Start of Given records

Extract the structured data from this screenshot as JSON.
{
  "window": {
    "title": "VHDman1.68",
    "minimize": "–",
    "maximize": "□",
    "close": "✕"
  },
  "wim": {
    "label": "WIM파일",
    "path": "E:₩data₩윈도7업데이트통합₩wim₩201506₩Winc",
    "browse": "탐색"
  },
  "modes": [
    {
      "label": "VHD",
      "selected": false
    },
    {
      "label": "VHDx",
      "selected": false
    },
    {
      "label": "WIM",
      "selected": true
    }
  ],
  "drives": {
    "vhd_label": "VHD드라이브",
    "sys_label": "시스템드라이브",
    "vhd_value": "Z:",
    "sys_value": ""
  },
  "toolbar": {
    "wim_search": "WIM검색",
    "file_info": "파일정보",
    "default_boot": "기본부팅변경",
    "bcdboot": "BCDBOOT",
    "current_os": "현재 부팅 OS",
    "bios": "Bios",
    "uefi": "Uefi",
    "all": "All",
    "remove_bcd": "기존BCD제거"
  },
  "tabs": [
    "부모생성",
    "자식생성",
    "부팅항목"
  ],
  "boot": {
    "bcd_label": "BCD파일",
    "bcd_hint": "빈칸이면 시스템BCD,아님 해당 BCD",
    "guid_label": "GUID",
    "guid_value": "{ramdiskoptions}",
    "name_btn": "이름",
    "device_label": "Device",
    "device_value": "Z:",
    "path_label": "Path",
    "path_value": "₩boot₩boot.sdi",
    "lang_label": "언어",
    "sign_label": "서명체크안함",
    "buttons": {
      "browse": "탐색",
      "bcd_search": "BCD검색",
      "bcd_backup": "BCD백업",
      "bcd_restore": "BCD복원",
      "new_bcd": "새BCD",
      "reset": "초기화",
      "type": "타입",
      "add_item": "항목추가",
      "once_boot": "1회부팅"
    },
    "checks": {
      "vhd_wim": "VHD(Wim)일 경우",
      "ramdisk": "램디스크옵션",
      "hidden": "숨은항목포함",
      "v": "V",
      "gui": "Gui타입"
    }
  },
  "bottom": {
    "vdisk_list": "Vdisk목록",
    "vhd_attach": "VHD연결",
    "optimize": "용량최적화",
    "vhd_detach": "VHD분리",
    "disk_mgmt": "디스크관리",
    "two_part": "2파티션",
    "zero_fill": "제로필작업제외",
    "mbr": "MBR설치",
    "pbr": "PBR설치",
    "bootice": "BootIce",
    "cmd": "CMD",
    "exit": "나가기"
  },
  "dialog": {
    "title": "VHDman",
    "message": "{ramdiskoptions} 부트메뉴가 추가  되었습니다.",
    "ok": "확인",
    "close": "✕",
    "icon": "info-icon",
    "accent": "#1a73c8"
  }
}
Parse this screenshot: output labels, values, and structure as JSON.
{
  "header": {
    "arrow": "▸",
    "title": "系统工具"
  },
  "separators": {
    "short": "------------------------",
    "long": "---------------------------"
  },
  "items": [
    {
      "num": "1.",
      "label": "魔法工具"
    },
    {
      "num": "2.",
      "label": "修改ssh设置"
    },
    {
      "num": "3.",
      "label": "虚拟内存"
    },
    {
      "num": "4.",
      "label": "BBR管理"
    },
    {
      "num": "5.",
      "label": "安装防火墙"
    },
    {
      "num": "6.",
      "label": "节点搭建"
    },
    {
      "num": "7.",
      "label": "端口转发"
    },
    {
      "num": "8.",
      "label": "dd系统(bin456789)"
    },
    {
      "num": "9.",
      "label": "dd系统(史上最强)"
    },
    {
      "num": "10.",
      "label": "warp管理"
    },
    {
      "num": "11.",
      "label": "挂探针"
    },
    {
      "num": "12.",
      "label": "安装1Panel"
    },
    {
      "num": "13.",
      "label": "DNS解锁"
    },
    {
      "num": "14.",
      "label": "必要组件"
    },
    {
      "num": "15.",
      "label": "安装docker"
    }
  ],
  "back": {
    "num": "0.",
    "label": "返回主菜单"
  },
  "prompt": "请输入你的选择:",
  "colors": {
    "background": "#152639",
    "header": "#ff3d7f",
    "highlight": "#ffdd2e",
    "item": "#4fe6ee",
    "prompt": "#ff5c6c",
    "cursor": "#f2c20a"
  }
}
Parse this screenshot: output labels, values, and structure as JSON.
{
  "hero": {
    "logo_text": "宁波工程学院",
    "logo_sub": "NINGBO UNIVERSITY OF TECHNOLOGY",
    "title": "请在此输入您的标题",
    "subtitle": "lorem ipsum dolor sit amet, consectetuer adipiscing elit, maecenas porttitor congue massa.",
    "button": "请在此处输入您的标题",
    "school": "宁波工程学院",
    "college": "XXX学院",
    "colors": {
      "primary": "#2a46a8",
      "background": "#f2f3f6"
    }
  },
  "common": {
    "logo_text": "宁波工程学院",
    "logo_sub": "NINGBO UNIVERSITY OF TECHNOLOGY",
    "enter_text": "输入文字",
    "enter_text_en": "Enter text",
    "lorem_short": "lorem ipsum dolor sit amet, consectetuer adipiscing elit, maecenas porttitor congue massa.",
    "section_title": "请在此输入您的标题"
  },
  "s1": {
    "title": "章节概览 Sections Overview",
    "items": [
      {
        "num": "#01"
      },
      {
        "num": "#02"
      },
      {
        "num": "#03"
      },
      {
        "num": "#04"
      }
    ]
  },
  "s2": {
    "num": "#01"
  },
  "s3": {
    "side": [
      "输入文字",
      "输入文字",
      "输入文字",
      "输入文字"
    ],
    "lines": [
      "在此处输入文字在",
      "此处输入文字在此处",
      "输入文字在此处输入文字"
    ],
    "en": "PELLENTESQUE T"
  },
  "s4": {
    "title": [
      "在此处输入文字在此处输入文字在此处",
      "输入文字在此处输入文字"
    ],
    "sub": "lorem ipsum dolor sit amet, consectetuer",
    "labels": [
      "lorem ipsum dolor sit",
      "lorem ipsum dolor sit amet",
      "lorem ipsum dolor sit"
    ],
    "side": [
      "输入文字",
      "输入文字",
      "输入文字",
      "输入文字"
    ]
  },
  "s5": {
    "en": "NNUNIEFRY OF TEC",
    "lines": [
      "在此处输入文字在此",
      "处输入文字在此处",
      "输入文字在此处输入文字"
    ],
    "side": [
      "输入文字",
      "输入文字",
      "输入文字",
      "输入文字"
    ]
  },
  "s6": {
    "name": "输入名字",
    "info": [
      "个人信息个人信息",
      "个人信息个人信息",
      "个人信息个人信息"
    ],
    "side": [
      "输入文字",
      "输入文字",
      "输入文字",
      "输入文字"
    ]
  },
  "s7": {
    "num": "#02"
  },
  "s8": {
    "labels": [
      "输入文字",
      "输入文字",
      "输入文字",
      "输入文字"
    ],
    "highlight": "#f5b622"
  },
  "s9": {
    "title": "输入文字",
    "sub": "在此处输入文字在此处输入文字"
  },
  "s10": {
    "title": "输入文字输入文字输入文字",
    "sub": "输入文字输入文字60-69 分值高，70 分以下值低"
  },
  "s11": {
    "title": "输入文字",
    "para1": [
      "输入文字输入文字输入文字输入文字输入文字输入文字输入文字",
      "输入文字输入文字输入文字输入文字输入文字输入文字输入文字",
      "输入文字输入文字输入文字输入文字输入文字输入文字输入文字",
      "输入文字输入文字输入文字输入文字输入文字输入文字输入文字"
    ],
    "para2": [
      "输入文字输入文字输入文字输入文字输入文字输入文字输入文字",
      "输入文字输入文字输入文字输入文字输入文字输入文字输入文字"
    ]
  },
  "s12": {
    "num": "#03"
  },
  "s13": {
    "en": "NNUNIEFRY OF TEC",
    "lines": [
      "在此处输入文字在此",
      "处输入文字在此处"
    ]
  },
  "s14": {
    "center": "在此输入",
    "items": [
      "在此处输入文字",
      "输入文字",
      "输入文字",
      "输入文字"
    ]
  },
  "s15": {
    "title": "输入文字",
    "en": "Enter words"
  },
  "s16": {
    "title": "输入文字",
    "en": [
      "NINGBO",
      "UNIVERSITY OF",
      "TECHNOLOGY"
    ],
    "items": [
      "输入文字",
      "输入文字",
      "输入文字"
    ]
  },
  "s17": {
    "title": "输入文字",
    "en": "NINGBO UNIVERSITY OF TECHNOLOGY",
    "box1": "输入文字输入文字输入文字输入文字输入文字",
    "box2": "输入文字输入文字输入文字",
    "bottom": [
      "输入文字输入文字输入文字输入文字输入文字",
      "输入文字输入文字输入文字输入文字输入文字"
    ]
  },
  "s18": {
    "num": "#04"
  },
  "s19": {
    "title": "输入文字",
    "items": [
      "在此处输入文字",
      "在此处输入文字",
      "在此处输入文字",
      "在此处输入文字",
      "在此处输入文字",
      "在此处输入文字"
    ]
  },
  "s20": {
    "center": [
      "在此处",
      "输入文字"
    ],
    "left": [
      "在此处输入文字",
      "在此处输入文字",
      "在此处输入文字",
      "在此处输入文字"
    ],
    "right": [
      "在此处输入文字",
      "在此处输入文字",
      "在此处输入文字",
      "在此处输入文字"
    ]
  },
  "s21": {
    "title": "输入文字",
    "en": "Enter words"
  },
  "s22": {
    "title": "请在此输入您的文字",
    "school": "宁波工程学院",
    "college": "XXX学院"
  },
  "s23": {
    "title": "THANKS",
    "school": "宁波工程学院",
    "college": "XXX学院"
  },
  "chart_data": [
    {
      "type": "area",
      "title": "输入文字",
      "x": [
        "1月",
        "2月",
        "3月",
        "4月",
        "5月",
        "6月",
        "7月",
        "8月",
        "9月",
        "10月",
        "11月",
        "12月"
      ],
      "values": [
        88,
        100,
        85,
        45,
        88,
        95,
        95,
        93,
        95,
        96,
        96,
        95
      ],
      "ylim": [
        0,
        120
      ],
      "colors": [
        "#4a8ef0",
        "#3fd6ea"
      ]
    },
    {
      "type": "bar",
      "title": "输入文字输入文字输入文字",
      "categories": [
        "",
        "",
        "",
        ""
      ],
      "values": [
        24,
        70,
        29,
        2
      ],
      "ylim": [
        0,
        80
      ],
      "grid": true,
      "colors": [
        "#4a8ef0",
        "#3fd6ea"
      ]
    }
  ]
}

End of Given records

- Work instructions
Check each line of the material above for "dolor" and say how many lines contain it, giving the number alone.

- The reply
6